Given data —
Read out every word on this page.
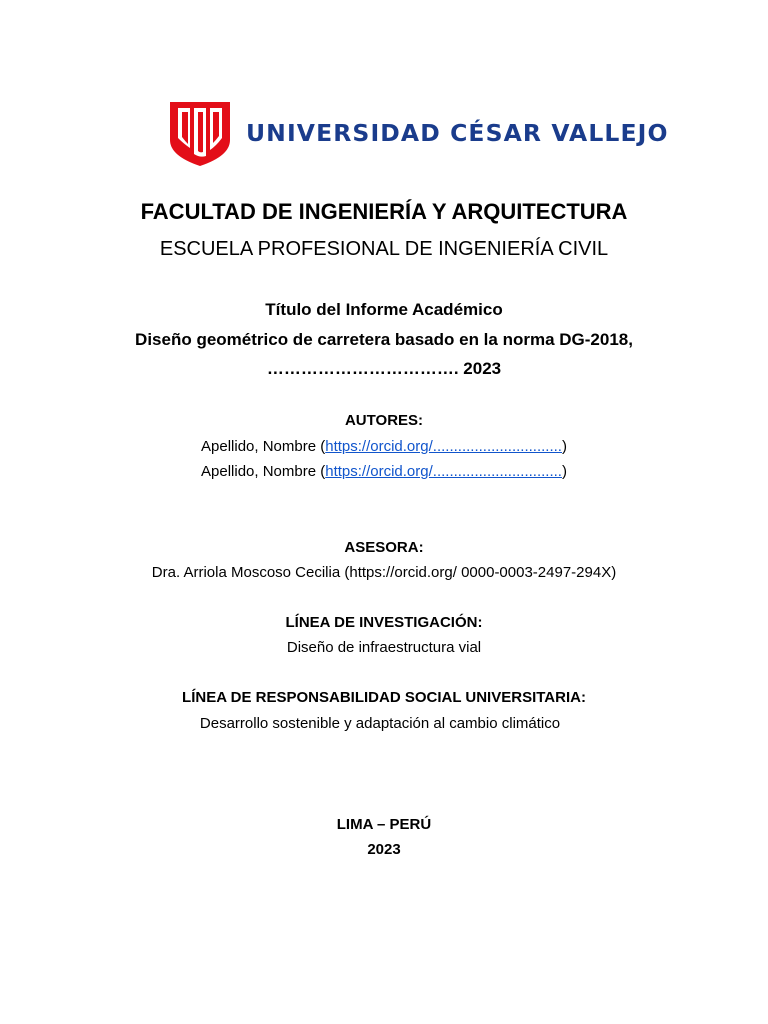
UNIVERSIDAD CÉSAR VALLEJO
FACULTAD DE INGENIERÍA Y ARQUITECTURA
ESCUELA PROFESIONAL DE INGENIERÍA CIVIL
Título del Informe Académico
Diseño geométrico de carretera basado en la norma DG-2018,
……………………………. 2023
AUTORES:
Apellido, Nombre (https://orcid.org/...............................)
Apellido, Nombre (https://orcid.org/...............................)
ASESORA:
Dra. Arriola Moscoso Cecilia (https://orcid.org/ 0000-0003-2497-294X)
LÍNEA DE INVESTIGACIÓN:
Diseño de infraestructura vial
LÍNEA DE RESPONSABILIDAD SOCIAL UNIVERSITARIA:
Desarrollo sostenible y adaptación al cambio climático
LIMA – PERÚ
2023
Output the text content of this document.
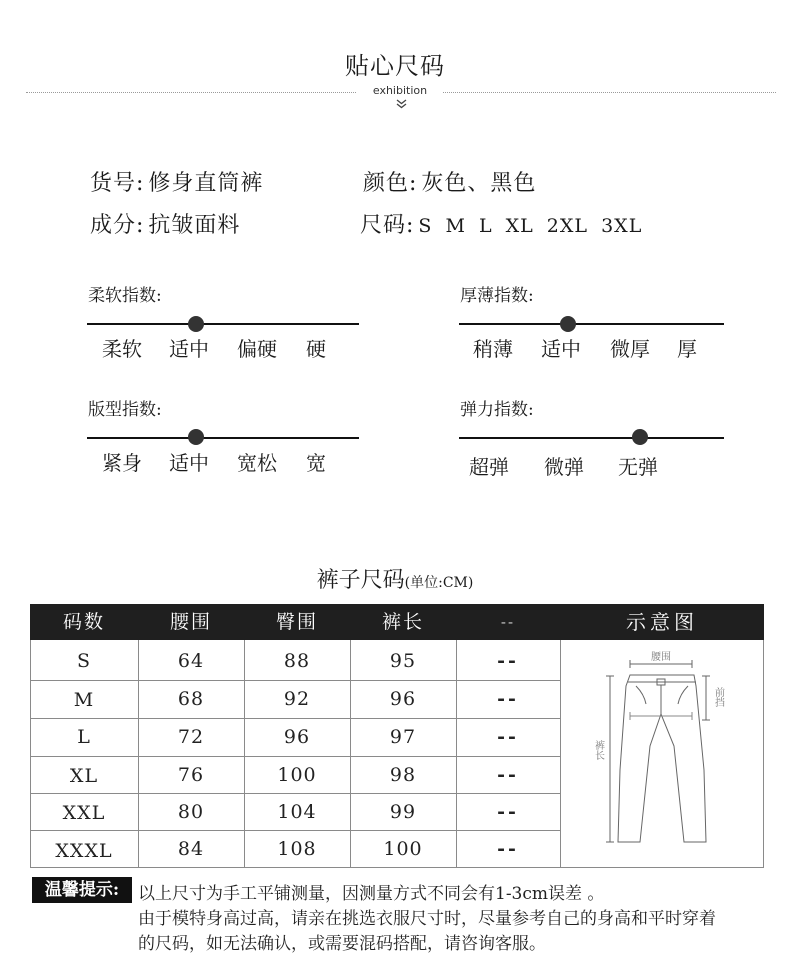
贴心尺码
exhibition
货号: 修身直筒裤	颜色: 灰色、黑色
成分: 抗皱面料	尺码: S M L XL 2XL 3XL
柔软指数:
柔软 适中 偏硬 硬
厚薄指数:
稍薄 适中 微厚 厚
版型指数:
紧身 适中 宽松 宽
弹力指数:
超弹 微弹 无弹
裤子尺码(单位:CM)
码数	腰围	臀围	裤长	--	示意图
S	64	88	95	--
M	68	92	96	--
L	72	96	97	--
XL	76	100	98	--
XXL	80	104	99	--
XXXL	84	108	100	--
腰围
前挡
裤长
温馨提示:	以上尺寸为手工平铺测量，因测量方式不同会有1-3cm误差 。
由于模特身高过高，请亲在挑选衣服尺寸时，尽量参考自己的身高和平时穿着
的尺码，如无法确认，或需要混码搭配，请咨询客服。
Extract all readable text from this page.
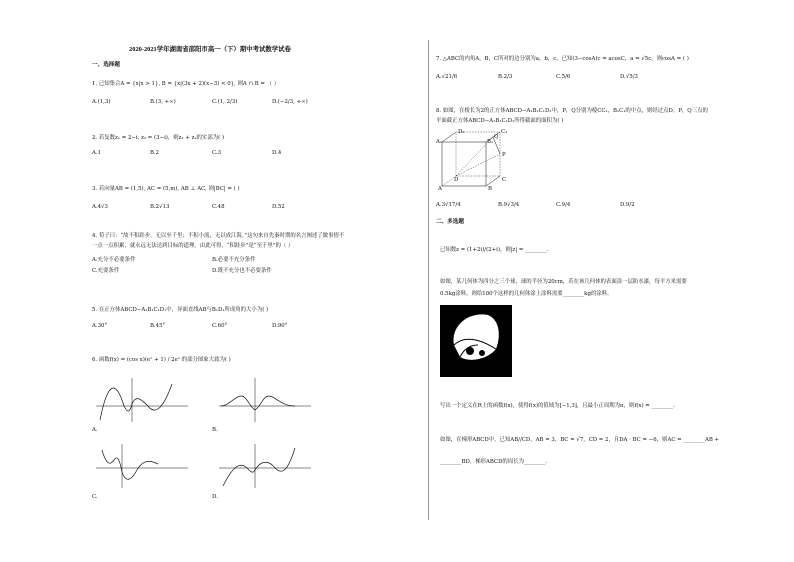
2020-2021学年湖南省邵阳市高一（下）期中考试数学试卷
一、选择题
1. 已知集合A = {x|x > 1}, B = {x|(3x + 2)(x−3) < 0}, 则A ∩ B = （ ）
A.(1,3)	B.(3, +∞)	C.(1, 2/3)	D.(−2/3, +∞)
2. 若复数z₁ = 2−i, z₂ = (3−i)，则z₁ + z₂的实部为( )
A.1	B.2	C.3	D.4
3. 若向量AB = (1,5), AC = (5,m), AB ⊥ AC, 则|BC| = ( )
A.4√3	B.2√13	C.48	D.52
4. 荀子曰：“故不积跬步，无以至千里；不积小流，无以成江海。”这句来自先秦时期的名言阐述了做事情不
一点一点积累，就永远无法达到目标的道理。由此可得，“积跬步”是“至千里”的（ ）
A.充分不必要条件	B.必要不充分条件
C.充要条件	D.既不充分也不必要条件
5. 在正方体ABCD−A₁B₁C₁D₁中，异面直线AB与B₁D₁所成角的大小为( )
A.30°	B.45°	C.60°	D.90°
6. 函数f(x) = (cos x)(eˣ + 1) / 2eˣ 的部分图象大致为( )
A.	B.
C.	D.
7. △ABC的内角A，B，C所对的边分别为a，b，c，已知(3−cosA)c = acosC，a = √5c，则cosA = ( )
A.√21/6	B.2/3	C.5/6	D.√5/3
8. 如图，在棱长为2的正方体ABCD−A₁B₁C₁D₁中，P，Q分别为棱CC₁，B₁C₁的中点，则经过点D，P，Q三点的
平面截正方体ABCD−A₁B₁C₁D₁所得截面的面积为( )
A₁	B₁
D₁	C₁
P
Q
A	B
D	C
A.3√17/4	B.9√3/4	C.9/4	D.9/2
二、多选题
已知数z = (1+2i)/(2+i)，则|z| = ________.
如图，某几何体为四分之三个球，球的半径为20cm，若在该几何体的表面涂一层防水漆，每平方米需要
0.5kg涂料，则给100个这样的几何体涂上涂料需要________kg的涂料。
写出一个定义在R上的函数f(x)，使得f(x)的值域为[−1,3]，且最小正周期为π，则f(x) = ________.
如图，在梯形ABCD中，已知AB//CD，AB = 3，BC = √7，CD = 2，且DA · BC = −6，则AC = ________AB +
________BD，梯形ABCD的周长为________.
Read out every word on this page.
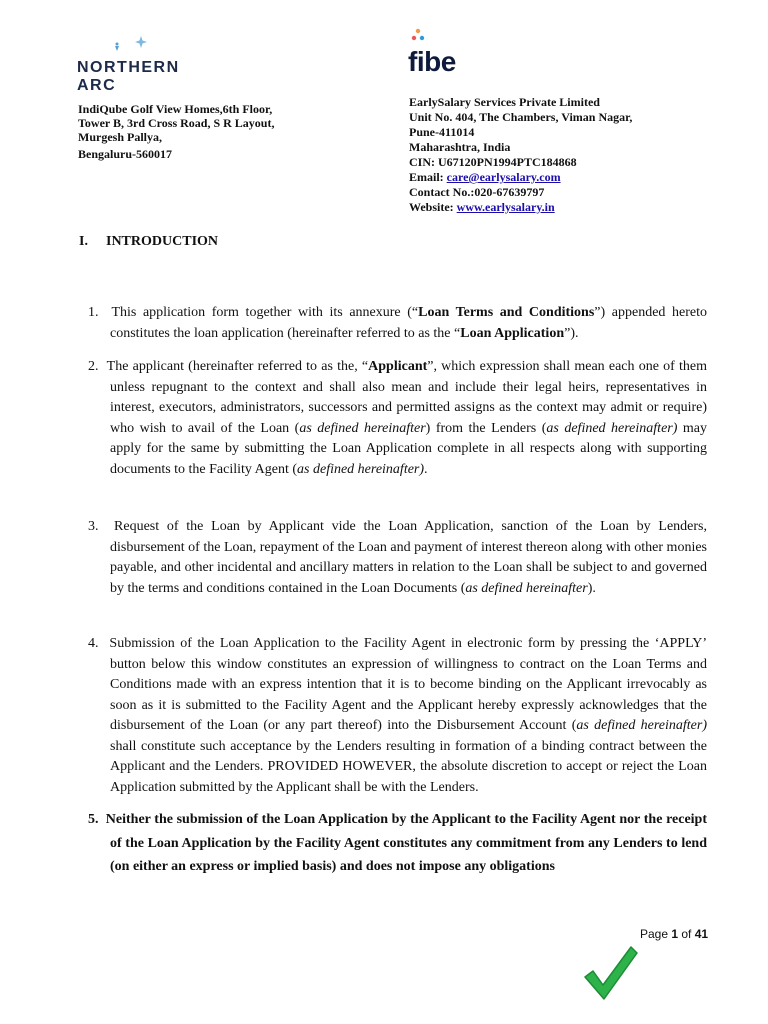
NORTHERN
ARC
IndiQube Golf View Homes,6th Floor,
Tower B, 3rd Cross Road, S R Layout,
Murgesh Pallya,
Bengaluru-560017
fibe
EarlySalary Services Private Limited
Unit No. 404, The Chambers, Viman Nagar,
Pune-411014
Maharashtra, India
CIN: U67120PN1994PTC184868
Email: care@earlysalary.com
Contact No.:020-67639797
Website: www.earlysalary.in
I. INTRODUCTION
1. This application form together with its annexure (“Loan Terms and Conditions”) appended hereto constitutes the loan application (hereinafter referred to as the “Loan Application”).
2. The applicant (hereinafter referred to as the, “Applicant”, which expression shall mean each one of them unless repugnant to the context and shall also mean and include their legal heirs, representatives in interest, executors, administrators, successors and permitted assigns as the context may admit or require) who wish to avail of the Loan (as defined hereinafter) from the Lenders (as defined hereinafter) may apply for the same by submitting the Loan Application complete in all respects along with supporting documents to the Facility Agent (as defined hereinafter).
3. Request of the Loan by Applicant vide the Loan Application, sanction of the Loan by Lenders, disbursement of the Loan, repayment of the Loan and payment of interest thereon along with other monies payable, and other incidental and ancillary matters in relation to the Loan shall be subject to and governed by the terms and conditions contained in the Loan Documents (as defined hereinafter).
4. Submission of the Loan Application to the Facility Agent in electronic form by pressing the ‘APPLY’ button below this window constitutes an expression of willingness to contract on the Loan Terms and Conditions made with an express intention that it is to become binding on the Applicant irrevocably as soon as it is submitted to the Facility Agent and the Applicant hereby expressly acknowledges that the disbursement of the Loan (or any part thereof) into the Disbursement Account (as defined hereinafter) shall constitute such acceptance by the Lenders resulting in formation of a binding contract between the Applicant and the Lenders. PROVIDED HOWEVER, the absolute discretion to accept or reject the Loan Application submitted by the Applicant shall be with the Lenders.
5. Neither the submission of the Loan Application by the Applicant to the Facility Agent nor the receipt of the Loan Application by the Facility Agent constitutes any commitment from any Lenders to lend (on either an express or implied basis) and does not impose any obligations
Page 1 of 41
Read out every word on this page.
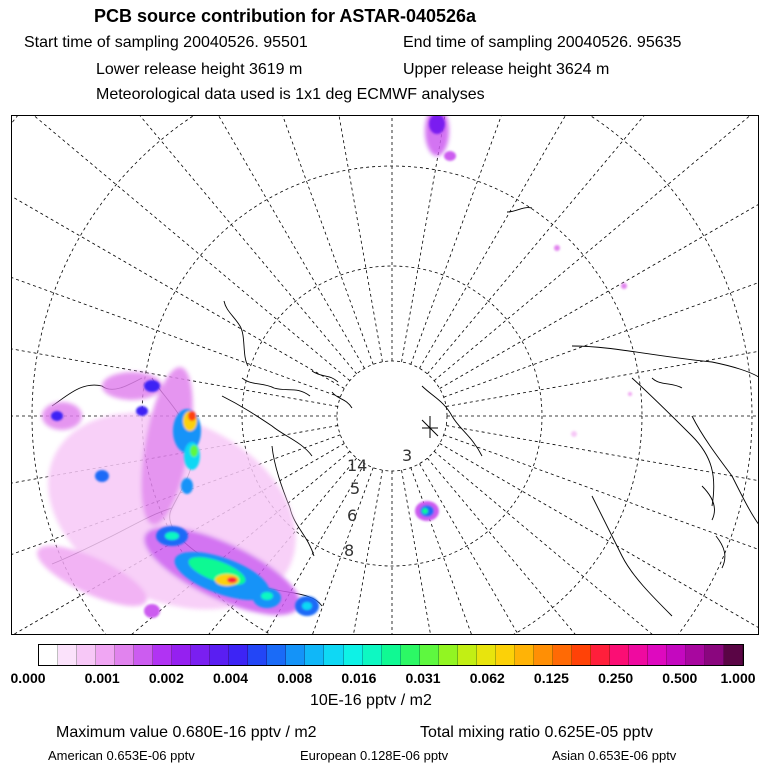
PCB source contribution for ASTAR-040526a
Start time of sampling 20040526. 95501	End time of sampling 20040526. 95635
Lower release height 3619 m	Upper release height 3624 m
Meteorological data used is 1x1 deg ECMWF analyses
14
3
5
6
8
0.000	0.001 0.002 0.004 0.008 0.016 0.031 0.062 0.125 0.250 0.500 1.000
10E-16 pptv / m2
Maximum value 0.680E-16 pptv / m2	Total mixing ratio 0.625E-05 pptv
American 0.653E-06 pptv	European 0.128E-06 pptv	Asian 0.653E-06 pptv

Aim —
Restate the full listing verbatim and drop every picture.

Answer to this problem —
Read out every word on this page.
UNIVERSIDAD CÉSAR VALLEJO
FACULTAD DE INGENIERÍA Y ARQUITECTURA
ESCUELA PROFESIONAL DE INGENIERÍA CIVIL
Título del Informe Académico
Diseño geométrico de carretera basado en la norma DG-2018,
……………………………. 2023
AUTORES:
Apellido, Nombre (https://orcid.org/...............................)
Apellido, Nombre (https://orcid.org/...............................)
ASESORA:
Dra. Arriola Moscoso Cecilia (https://orcid.org/ 0000-0003-2497-294X)
LÍNEA DE INVESTIGACIÓN:
Diseño de infraestructura vial
LÍNEA DE RESPONSABILIDAD SOCIAL UNIVERSITARIA:
Desarrollo sostenible y adaptación al cambio climático
LIMA – PERÚ
2023
Output the text content of this document.
贴心尺码
exhibition
货号: 修身直筒裤	颜色: 灰色、黑色
成分: 抗皱面料	尺码: S M L XL 2XL 3XL
柔软指数:
柔软 适中 偏硬 硬
厚薄指数:
稍薄 适中 微厚 厚
版型指数:
紧身 适中 宽松 宽
弹力指数:
超弹 微弹 无弹
裤子尺码(单位:CM)
码数	腰围	臀围	裤长	--	示意图
S	64	88	95	--
M	68	92	96	--
L	72	96	97	--
XL	76	100	98	--
XXL	80	104	99	--
XXXL	84	108	100	--
腰围
前挡
裤长
温馨提示:	以上尺寸为手工平铺测量，因测量方式不同会有1-3cm误差 。
由于模特身高过高，请亲在挑选衣服尺寸时，尽量参考自己的身高和平时穿着
的尺码，如无法确认，或需要混码搭配，请咨询客服。
Extract all readable text from this page.
2020-2021学年湖南省邵阳市高一（下）期中考试数学试卷
一、选择题
1. 已知集合A = {x|x > 1}, B = {x|(3x + 2)(x−3) < 0}, 则A ∩ B = （ ）
A.(1,3)	B.(3, +∞)	C.(1, 2/3)	D.(−2/3, +∞)
2. 若复数z₁ = 2−i, z₂ = (3−i)，则z₁ + z₂的实部为( )
A.1	B.2	C.3	D.4
3. 若向量AB = (1,5), AC = (5,m), AB ⊥ AC, 则|BC| = ( )
A.4√3	B.2√13	C.48	D.52
4. 荀子曰：“故不积跬步，无以至千里；不积小流，无以成江海。”这句来自先秦时期的名言阐述了做事情不
一点一点积累，就永远无法达到目标的道理。由此可得，“积跬步”是“至千里”的（ ）
A.充分不必要条件	B.必要不充分条件
C.充要条件	D.既不充分也不必要条件
5. 在正方体ABCD−A₁B₁C₁D₁中，异面直线AB与B₁D₁所成角的大小为( )
A.30°	B.45°	C.60°	D.90°
6. 函数f(x) = (cos x)(eˣ + 1) / 2eˣ 的部分图象大致为( )
A.	B.
C.	D.
7. △ABC的内角A，B，C所对的边分别为a，b，c，已知(3−cosA)c = acosC，a = √5c，则cosA = ( )
A.√21/6	B.2/3	C.5/6	D.√5/3
8. 如图，在棱长为2的正方体ABCD−A₁B₁C₁D₁中，P，Q分别为棱CC₁，B₁C₁的中点，则经过点D，P，Q三点的
平面截正方体ABCD−A₁B₁C₁D₁所得截面的面积为( )
A₁	B₁
D₁	C₁
P
Q
A	B
D	C
A.3√17/4	B.9√3/4	C.9/4	D.9/2
二、多选题
已知数z = (1+2i)/(2+i)，则|z| = ________.
如图，某几何体为四分之三个球，球的半径为20cm，若在该几何体的表面涂一层防水漆，每平方米需要
0.5kg涂料，则给100个这样的几何体涂上涂料需要________kg的涂料。
写出一个定义在R上的函数f(x)，使得f(x)的值域为[−1,3]，且最小正周期为π，则f(x) = ________.
如图，在梯形ABCD中，已知AB//CD，AB = 3，BC = √7，CD = 2，且DA · BC = −6，则AC = ________AB +
________BD，梯形ABCD的周长为________.
Read out every word on this page.
NORTHERN
ARC
IndiQube Golf View Homes,6th Floor,
Tower B, 3rd Cross Road, S R Layout,
Murgesh Pallya,
Bengaluru-560017
fibe
EarlySalary Services Private Limited
Unit No. 404, The Chambers, Viman Nagar,
Pune-411014
Maharashtra, India
CIN: U67120PN1994PTC184868
Email: care@earlysalary.com
Contact No.:020-67639797
Website: www.earlysalary.in
I. INTRODUCTION
1. This application form together with its annexure (“Loan Terms and Conditions”) appended hereto constitutes the loan application (hereinafter referred to as the “Loan Application”).
2. The applicant (hereinafter referred to as the, “Applicant”, which expression shall mean each one of them unless repugnant to the context and shall also mean and include their legal heirs, representatives in interest, executors, administrators, successors and permitted assigns as the context may admit or require) who wish to avail of the Loan (as defined hereinafter) from the Lenders (as defined hereinafter) may apply for the same by submitting the Loan Application complete in all respects along with supporting documents to the Facility Agent (as defined hereinafter).
3. Request of the Loan by Applicant vide the Loan Application, sanction of the Loan by Lenders, disbursement of the Loan, repayment of the Loan and payment of interest thereon along with other monies payable, and other incidental and ancillary matters in relation to the Loan shall be subject to and governed by the terms and conditions contained in the Loan Documents (as defined hereinafter).
4. Submission of the Loan Application to the Facility Agent in electronic form by pressing the ‘APPLY’ button below this window constitutes an expression of willingness to contract on the Loan Terms and Conditions made with an express intention that it is to become binding on the Applicant irrevocably as soon as it is submitted to the Facility Agent and the Applicant hereby expressly acknowledges that the disbursement of the Loan (or any part thereof) into the Disbursement Account (as defined hereinafter) shall constitute such acceptance by the Lenders resulting in formation of a binding contract between the Applicant and the Lenders. PROVIDED HOWEVER, the absolute discretion to accept or reject the Loan Application submitted by the Applicant shall be with the Lenders.
5. Neither the submission of the Loan Application by the Applicant to the Facility Agent nor the receipt of the Loan Application by the Facility Agent constitutes any commitment from any Lenders to lend (on either an express or implied basis) and does not impose any obligations
Page 1 of 41
Read out every word on this page.
PCB source contribution for ASTAR-040526a
Start time of sampling 20040526. 95501	End time of sampling 20040526. 95635
Lower release height 3619 m	Upper release height 3624 m
Meteorological data used is 1x1 deg ECMWF analyses
14
3
5
6
8
0.000	0.001 0.002 0.004 0.008 0.016 0.031 0.062 0.125 0.250 0.500 1.000
10E-16 pptv / m2
Maximum value 0.680E-16 pptv / m2	Total mixing ratio 0.625E-05 pptv
American 0.653E-06 pptv	European 0.128E-06 pptv	Asian 0.653E-06 pptv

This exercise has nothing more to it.